START Records provided
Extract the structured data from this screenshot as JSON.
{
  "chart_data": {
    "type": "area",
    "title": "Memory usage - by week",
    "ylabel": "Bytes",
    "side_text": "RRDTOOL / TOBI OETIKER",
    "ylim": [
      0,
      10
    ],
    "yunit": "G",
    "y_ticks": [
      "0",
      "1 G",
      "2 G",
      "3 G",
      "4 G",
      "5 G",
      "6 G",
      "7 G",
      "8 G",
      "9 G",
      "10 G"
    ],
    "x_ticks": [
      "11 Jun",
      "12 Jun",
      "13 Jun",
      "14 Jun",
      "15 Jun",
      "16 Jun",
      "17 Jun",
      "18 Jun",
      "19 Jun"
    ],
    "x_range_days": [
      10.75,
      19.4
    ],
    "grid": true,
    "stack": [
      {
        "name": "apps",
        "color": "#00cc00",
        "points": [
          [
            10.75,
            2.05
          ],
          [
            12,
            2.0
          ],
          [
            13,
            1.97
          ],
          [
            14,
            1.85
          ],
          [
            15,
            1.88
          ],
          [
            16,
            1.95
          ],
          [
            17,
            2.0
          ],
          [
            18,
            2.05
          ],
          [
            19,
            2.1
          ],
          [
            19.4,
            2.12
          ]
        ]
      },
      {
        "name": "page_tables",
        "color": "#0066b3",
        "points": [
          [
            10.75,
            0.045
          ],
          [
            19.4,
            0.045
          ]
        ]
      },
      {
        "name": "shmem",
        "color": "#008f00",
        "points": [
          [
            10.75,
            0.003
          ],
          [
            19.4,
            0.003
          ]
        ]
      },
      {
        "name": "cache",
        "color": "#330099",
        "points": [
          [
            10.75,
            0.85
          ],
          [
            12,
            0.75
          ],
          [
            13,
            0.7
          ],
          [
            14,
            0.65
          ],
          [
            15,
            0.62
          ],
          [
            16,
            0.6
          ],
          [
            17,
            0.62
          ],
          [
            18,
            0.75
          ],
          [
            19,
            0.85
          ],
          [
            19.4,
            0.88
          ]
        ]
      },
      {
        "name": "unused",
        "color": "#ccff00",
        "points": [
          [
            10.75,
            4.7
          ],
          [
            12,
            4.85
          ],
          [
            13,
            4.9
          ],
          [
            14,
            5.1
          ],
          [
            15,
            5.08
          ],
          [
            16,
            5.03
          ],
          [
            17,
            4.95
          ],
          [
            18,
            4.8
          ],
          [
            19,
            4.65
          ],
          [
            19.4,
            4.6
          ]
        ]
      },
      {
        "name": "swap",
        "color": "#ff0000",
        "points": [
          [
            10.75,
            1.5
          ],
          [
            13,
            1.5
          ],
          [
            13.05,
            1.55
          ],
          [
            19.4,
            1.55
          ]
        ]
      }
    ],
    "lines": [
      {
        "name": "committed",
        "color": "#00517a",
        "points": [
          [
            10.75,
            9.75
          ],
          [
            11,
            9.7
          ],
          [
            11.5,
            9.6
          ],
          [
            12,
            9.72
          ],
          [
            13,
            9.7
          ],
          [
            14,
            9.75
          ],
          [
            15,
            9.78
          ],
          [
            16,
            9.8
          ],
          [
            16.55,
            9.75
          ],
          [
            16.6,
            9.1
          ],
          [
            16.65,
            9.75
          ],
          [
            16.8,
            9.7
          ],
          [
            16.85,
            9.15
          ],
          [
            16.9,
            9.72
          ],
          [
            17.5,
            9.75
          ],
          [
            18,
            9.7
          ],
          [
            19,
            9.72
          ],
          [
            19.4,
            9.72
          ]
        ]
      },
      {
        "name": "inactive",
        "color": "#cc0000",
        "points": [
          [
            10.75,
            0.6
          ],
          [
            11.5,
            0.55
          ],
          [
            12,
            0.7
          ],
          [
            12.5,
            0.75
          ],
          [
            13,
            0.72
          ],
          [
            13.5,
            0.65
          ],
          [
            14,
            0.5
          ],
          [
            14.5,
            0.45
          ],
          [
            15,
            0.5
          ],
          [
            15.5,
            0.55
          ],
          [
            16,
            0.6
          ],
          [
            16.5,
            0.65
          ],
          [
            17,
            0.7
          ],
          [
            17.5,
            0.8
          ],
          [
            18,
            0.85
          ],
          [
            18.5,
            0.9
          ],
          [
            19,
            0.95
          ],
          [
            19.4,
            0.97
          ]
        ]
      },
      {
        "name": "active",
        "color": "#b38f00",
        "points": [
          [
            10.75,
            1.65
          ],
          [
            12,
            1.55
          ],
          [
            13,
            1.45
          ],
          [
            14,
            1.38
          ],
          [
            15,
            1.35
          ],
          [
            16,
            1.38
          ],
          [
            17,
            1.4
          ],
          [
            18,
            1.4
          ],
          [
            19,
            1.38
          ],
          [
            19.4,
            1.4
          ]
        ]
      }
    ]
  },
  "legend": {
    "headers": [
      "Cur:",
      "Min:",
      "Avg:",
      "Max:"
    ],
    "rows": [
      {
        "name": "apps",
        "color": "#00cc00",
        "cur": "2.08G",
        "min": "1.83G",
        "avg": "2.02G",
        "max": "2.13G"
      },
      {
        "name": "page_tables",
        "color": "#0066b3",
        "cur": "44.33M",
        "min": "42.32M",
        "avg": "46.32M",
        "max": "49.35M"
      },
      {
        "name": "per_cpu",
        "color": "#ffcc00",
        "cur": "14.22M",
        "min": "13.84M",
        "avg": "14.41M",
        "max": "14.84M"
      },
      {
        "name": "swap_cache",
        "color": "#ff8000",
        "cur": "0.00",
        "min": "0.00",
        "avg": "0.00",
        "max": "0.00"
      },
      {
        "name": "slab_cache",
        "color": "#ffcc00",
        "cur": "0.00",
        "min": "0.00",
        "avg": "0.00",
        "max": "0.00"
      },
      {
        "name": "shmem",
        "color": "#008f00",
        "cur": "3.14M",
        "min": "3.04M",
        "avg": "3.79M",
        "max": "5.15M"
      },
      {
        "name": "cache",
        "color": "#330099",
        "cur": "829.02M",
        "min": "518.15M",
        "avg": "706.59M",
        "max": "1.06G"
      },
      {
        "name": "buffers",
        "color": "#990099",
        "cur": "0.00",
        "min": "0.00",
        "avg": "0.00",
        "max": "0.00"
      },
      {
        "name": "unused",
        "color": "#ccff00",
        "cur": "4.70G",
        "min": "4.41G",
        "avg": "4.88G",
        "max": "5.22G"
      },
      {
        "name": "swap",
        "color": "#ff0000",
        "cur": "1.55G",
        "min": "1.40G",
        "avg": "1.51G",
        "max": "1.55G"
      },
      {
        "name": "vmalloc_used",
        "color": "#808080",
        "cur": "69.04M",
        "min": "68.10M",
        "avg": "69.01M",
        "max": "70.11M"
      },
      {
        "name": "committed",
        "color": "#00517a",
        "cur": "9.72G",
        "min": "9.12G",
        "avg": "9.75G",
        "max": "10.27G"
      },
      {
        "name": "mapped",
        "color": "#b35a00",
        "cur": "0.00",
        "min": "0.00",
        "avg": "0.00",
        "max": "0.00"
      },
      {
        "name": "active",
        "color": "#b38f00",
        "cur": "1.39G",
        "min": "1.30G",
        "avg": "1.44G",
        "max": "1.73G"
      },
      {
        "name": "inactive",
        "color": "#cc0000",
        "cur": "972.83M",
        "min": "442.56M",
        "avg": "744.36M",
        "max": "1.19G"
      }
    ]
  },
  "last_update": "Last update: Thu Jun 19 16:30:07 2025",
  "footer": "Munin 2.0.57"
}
END Records provided
Given problem:
In this exercise, repeat all entries exactly.

Correct answer:
Extract the structured data from this screenshot as JSON.
{
  "chart_data": {
    "type": "area",
    "title": "Memory usage - by week",
    "ylabel": "Bytes",
    "side_text": "RRDTOOL / TOBI OETIKER",
    "ylim": [
      0,
      10
    ],
    "yunit": "G",
    "y_ticks": [
      "0",
      "1 G",
      "2 G",
      "3 G",
      "4 G",
      "5 G",
      "6 G",
      "7 G",
      "8 G",
      "9 G",
      "10 G"
    ],
    "x_ticks": [
      "11 Jun",
      "12 Jun",
      "13 Jun",
      "14 Jun",
      "15 Jun",
      "16 Jun",
      "17 Jun",
      "18 Jun",
      "19 Jun"
    ],
    "x_range_days": [
      10.75,
      19.4
    ],
    "grid": true,
    "stack": [
      {
        "name": "apps",
        "color": "#00cc00",
        "points": [
          [
            10.75,
            2.05
          ],
          [
            12,
            2.0
          ],
          [
            13,
            1.97
          ],
          [
            14,
            1.85
          ],
          [
            15,
            1.88
          ],
          [
            16,
            1.95
          ],
          [
            17,
            2.0
          ],
          [
            18,
            2.05
          ],
          [
            19,
            2.1
          ],
          [
            19.4,
            2.12
          ]
        ]
      },
      {
        "name": "page_tables",
        "color": "#0066b3",
        "points": [
          [
            10.75,
            0.045
          ],
          [
            19.4,
            0.045
          ]
        ]
      },
      {
        "name": "shmem",
        "color": "#008f00",
        "points": [
          [
            10.75,
            0.003
          ],
          [
            19.4,
            0.003
          ]
        ]
      },
      {
        "name": "cache",
        "color": "#330099",
        "points": [
          [
            10.75,
            0.85
          ],
          [
            12,
            0.75
          ],
          [
            13,
            0.7
          ],
          [
            14,
            0.65
          ],
          [
            15,
            0.62
          ],
          [
            16,
            0.6
          ],
          [
            17,
            0.62
          ],
          [
            18,
            0.75
          ],
          [
            19,
            0.85
          ],
          [
            19.4,
            0.88
          ]
        ]
      },
      {
        "name": "unused",
        "color": "#ccff00",
        "points": [
          [
            10.75,
            4.7
          ],
          [
            12,
            4.85
          ],
          [
            13,
            4.9
          ],
          [
            14,
            5.1
          ],
          [
            15,
            5.08
          ],
          [
            16,
            5.03
          ],
          [
            17,
            4.95
          ],
          [
            18,
            4.8
          ],
          [
            19,
            4.65
          ],
          [
            19.4,
            4.6
          ]
        ]
      },
      {
        "name": "swap",
        "color": "#ff0000",
        "points": [
          [
            10.75,
            1.5
          ],
          [
            13,
            1.5
          ],
          [
            13.05,
            1.55
          ],
          [
            19.4,
            1.55
          ]
        ]
      }
    ],
    "lines": [
      {
        "name": "committed",
        "color": "#00517a",
        "points": [
          [
            10.75,
            9.75
          ],
          [
            11,
            9.7
          ],
          [
            11.5,
            9.6
          ],
          [
            12,
            9.72
          ],
          [
            13,
            9.7
          ],
          [
            14,
            9.75
          ],
          [
            15,
            9.78
          ],
          [
            16,
            9.8
          ],
          [
            16.55,
            9.75
          ],
          [
            16.6,
            9.1
          ],
          [
            16.65,
            9.75
          ],
          [
            16.8,
            9.7
          ],
          [
            16.85,
            9.15
          ],
          [
            16.9,
            9.72
          ],
          [
            17.5,
            9.75
          ],
          [
            18,
            9.7
          ],
          [
            19,
            9.72
          ],
          [
            19.4,
            9.72
          ]
        ]
      },
      {
        "name": "inactive",
        "color": "#cc0000",
        "points": [
          [
            10.75,
            0.6
          ],
          [
            11.5,
            0.55
          ],
          [
            12,
            0.7
          ],
          [
            12.5,
            0.75
          ],
          [
            13,
            0.72
          ],
          [
            13.5,
            0.65
          ],
          [
            14,
            0.5
          ],
          [
            14.5,
            0.45
          ],
          [
            15,
            0.5
          ],
          [
            15.5,
            0.55
          ],
          [
            16,
            0.6
          ],
          [
            16.5,
            0.65
          ],
          [
            17,
            0.7
          ],
          [
            17.5,
            0.8
          ],
          [
            18,
            0.85
          ],
          [
            18.5,
            0.9
          ],
          [
            19,
            0.95
          ],
          [
            19.4,
            0.97
          ]
        ]
      },
      {
        "name": "active",
        "color": "#b38f00",
        "points": [
          [
            10.75,
            1.65
          ],
          [
            12,
            1.55
          ],
          [
            13,
            1.45
          ],
          [
            14,
            1.38
          ],
          [
            15,
            1.35
          ],
          [
            16,
            1.38
          ],
          [
            17,
            1.4
          ],
          [
            18,
            1.4
          ],
          [
            19,
            1.38
          ],
          [
            19.4,
            1.4
          ]
        ]
      }
    ]
  },
  "legend": {
    "headers": [
      "Cur:",
      "Min:",
      "Avg:",
      "Max:"
    ],
    "rows": [
      {
        "name": "apps",
        "color": "#00cc00",
        "cur": "2.08G",
        "min": "1.83G",
        "avg": "2.02G",
        "max": "2.13G"
      },
      {
        "name": "page_tables",
        "color": "#0066b3",
        "cur": "44.33M",
        "min": "42.32M",
        "avg": "46.32M",
        "max": "49.35M"
      },
      {
        "name": "per_cpu",
        "color": "#ffcc00",
        "cur": "14.22M",
        "min": "13.84M",
        "avg": "14.41M",
        "max": "14.84M"
      },
      {
        "name": "swap_cache",
        "color": "#ff8000",
        "cur": "0.00",
        "min": "0.00",
        "avg": "0.00",
        "max": "0.00"
      },
      {
        "name": "slab_cache",
        "color": "#ffcc00",
        "cur": "0.00",
        "min": "0.00",
        "avg": "0.00",
        "max": "0.00"
      },
      {
        "name": "shmem",
        "color": "#008f00",
        "cur": "3.14M",
        "min": "3.04M",
        "avg": "3.79M",
        "max": "5.15M"
      },
      {
        "name": "cache",
        "color": "#330099",
        "cur": "829.02M",
        "min": "518.15M",
        "avg": "706.59M",
        "max": "1.06G"
      },
      {
        "name": "buffers",
        "color": "#990099",
        "cur": "0.00",
        "min": "0.00",
        "avg": "0.00",
        "max": "0.00"
      },
      {
        "name": "unused",
        "color": "#ccff00",
        "cur": "4.70G",
        "min": "4.41G",
        "avg": "4.88G",
        "max": "5.22G"
      },
      {
        "name": "swap",
        "color": "#ff0000",
        "cur": "1.55G",
        "min": "1.40G",
        "avg": "1.51G",
        "max": "1.55G"
      },
      {
        "name": "vmalloc_used",
        "color": "#808080",
        "cur": "69.04M",
        "min": "68.10M",
        "avg": "69.01M",
        "max": "70.11M"
      },
      {
        "name": "committed",
        "color": "#00517a",
        "cur": "9.72G",
        "min": "9.12G",
        "avg": "9.75G",
        "max": "10.27G"
      },
      {
        "name": "mapped",
        "color": "#b35a00",
        "cur": "0.00",
        "min": "0.00",
        "avg": "0.00",
        "max": "0.00"
      },
      {
        "name": "active",
        "color": "#b38f00",
        "cur": "1.39G",
        "min": "1.30G",
        "avg": "1.44G",
        "max": "1.73G"
      },
      {
        "name": "inactive",
        "color": "#cc0000",
        "cur": "972.83M",
        "min": "442.56M",
        "avg": "744.36M",
        "max": "1.19G"
      }
    ]
  },
  "last_update": "Last update: Thu Jun 19 16:30:07 2025",
  "footer": "Munin 2.0.57"
}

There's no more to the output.